#### PROBLEM DESCRIPTION:
All entries are to be given again verbatim.

#### Entries taken from a collection:
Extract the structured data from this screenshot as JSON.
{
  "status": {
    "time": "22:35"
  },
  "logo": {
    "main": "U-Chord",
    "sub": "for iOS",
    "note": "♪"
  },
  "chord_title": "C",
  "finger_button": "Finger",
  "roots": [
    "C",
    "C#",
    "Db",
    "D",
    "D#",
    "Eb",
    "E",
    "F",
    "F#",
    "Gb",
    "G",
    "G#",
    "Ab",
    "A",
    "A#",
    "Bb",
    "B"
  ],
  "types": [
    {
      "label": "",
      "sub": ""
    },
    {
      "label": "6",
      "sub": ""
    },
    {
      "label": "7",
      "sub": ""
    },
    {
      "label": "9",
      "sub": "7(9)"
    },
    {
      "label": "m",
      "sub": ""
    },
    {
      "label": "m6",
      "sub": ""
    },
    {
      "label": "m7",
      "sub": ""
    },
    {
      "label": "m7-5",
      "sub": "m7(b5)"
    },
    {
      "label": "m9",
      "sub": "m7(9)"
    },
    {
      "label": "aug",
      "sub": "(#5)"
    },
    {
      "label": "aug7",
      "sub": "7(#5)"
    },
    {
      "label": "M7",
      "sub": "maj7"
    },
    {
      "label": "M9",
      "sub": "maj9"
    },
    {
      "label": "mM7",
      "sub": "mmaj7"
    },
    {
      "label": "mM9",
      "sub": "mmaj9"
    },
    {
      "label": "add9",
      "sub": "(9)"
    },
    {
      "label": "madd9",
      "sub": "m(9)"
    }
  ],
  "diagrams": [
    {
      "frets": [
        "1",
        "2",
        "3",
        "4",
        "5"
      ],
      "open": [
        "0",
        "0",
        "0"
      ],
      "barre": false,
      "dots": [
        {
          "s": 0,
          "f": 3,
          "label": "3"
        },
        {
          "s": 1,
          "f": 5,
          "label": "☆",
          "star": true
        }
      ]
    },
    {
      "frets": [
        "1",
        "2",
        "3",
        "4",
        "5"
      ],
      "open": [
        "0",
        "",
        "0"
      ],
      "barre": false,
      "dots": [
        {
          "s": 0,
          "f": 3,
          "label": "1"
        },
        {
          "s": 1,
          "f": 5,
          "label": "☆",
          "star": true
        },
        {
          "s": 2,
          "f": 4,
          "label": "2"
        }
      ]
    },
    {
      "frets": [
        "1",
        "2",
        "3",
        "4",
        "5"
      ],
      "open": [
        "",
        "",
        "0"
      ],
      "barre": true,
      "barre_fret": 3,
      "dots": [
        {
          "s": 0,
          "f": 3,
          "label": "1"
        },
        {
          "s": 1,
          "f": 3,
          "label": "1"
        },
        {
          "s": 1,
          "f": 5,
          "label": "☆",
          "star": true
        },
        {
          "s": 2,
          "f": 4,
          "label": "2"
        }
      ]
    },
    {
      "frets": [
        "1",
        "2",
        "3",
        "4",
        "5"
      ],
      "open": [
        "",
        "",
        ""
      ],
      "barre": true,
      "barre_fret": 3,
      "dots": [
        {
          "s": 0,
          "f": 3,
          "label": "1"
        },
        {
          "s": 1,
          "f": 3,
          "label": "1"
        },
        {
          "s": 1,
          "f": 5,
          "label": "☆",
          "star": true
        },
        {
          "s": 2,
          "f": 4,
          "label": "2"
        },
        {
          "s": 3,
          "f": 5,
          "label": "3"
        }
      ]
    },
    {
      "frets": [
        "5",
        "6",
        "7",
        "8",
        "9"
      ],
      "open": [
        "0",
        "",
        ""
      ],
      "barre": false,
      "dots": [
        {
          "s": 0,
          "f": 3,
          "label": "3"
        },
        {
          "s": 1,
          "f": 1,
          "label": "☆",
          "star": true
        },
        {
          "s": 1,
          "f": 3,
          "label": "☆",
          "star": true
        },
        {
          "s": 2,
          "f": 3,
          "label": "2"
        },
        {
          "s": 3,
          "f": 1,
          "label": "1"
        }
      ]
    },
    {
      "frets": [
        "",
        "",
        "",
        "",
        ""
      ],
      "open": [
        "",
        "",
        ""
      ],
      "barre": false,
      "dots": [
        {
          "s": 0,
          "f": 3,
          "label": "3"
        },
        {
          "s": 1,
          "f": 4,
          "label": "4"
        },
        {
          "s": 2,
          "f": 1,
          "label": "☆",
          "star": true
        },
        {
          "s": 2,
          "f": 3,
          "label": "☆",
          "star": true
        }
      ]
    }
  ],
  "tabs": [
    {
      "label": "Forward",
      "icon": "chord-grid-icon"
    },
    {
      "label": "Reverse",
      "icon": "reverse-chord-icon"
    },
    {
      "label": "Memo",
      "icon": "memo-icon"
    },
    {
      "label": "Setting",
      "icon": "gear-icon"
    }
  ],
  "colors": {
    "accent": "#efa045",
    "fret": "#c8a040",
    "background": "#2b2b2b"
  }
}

#### ANSWER BELOW:
Extract the structured data from this screenshot as JSON.
{
  "status": {
    "time": "22:35"
  },
  "logo": {
    "main": "U-Chord",
    "sub": "for iOS",
    "note": "♪"
  },
  "chord_title": "C",
  "finger_button": "Finger",
  "roots": [
    "C",
    "C#",
    "Db",
    "D",
    "D#",
    "Eb",
    "E",
    "F",
    "F#",
    "Gb",
    "G",
    "G#",
    "Ab",
    "A",
    "A#",
    "Bb",
    "B"
  ],
  "types": [
    {
      "label": "",
      "sub": ""
    },
    {
      "label": "6",
      "sub": ""
    },
    {
      "label": "7",
      "sub": ""
    },
    {
      "label": "9",
      "sub": "7(9)"
    },
    {
      "label": "m",
      "sub": ""
    },
    {
      "label": "m6",
      "sub": ""
    },
    {
      "label": "m7",
      "sub": ""
    },
    {
      "label": "m7-5",
      "sub": "m7(b5)"
    },
    {
      "label": "m9",
      "sub": "m7(9)"
    },
    {
      "label": "aug",
      "sub": "(#5)"
    },
    {
      "label": "aug7",
      "sub": "7(#5)"
    },
    {
      "label": "M7",
      "sub": "maj7"
    },
    {
      "label": "M9",
      "sub": "maj9"
    },
    {
      "label": "mM7",
      "sub": "mmaj7"
    },
    {
      "label": "mM9",
      "sub": "mmaj9"
    },
    {
      "label": "add9",
      "sub": "(9)"
    },
    {
      "label": "madd9",
      "sub": "m(9)"
    }
  ],
  "diagrams": [
    {
      "frets": [
        "1",
        "2",
        "3",
        "4",
        "5"
      ],
      "open": [
        "0",
        "0",
        "0"
      ],
      "barre": false,
      "dots": [
        {
          "s": 0,
          "f": 3,
          "label": "3"
        },
        {
          "s": 1,
          "f": 5,
          "label": "☆",
          "star": true
        }
      ]
    },
    {
      "frets": [
        "1",
        "2",
        "3",
        "4",
        "5"
      ],
      "open": [
        "0",
        "",
        "0"
      ],
      "barre": false,
      "dots": [
        {
          "s": 0,
          "f": 3,
          "label": "1"
        },
        {
          "s": 1,
          "f": 5,
          "label": "☆",
          "star": true
        },
        {
          "s": 2,
          "f": 4,
          "label": "2"
        }
      ]
    },
    {
      "frets": [
        "1",
        "2",
        "3",
        "4",
        "5"
      ],
      "open": [
        "",
        "",
        "0"
      ],
      "barre": true,
      "barre_fret": 3,
      "dots": [
        {
          "s": 0,
          "f": 3,
          "label": "1"
        },
        {
          "s": 1,
          "f": 3,
          "label": "1"
        },
        {
          "s": 1,
          "f": 5,
          "label": "☆",
          "star": true
        },
        {
          "s": 2,
          "f": 4,
          "label": "2"
        }
      ]
    },
    {
      "frets": [
        "1",
        "2",
        "3",
        "4",
        "5"
      ],
      "open": [
        "",
        "",
        ""
      ],
      "barre": true,
      "barre_fret": 3,
      "dots": [
        {
          "s": 0,
          "f": 3,
          "label": "1"
        },
        {
          "s": 1,
          "f": 3,
          "label": "1"
        },
        {
          "s": 1,
          "f": 5,
          "label": "☆",
          "star": true
        },
        {
          "s": 2,
          "f": 4,
          "label": "2"
        },
        {
          "s": 3,
          "f": 5,
          "label": "3"
        }
      ]
    },
    {
      "frets": [
        "5",
        "6",
        "7",
        "8",
        "9"
      ],
      "open": [
        "0",
        "",
        ""
      ],
      "barre": false,
      "dots": [
        {
          "s": 0,
          "f": 3,
          "label": "3"
        },
        {
          "s": 1,
          "f": 1,
          "label": "☆",
          "star": true
        },
        {
          "s": 1,
          "f": 3,
          "label": "☆",
          "star": true
        },
        {
          "s": 2,
          "f": 3,
          "label": "2"
        },
        {
          "s": 3,
          "f": 1,
          "label": "1"
        }
      ]
    },
    {
      "frets": [
        "",
        "",
        "",
        "",
        ""
      ],
      "open": [
        "",
        "",
        ""
      ],
      "barre": false,
      "dots": [
        {
          "s": 0,
          "f": 3,
          "label": "3"
        },
        {
          "s": 1,
          "f": 4,
          "label": "4"
        },
        {
          "s": 2,
          "f": 1,
          "label": "☆",
          "star": true
        },
        {
          "s": 2,
          "f": 3,
          "label": "☆",
          "star": true
        }
      ]
    }
  ],
  "tabs": [
    {
      "label": "Forward",
      "icon": "chord-grid-icon"
    },
    {
      "label": "Reverse",
      "icon": "reverse-chord-icon"
    },
    {
      "label": "Memo",
      "icon": "memo-icon"
    },
    {
      "label": "Setting",
      "icon": "gear-icon"
    }
  ],
  "colors": {
    "accent": "#efa045",
    "fret": "#c8a040",
    "background": "#2b2b2b"
  }
}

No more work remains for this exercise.